Short problem: Check each line of the listing below for the string "this", and copy the ones that have it.

Items from a data source:

>>

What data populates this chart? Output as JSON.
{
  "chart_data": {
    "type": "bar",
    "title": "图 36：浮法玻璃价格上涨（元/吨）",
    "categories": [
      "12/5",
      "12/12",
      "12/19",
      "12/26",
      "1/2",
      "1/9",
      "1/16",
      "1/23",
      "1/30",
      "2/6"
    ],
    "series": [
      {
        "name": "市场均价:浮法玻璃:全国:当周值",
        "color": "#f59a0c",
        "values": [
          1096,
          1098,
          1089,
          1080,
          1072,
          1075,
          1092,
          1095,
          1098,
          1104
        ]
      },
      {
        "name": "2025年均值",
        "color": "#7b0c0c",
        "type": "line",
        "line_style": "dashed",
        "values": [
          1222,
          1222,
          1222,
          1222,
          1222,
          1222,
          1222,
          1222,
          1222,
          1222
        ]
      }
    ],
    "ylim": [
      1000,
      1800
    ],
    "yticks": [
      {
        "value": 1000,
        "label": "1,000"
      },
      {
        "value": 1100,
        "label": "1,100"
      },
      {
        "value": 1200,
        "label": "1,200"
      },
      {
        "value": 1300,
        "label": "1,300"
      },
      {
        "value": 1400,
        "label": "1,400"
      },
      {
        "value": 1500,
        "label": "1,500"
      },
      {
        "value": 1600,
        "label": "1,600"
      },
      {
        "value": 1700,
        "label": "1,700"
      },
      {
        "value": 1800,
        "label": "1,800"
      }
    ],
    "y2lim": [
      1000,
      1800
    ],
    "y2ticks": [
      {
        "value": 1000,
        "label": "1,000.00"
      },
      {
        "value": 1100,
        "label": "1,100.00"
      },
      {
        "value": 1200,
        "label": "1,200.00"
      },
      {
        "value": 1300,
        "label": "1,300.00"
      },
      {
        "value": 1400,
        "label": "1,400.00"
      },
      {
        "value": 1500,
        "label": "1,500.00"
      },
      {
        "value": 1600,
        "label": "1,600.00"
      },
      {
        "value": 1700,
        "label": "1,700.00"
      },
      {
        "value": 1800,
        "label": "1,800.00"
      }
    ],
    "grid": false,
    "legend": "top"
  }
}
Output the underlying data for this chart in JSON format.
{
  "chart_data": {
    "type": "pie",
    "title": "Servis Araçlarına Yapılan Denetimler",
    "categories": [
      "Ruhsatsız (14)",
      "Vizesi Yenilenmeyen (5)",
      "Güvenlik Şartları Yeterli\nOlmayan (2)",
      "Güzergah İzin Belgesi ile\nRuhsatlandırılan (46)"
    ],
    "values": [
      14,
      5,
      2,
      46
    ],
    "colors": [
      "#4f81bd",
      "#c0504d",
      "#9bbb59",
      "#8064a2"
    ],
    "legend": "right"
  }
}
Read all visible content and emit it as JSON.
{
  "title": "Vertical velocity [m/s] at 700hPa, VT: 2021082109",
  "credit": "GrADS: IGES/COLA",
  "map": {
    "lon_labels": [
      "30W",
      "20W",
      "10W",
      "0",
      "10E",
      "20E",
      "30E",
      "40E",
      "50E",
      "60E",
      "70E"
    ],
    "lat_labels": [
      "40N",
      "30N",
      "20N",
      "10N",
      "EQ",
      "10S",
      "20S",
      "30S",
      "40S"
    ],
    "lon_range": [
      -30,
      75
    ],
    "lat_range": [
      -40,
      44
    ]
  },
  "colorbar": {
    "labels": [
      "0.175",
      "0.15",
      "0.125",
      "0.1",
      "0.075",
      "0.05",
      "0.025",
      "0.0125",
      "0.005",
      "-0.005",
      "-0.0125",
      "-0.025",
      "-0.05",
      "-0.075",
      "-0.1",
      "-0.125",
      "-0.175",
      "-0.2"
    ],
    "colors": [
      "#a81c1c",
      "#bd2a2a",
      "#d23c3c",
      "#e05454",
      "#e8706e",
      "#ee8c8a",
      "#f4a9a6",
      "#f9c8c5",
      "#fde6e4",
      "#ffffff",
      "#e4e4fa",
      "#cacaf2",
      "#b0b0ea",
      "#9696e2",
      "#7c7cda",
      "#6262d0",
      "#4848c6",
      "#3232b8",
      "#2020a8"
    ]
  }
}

<<

Solution:
What data populates this chart? Output as JSON.
Output the underlying data for this chart in JSON format.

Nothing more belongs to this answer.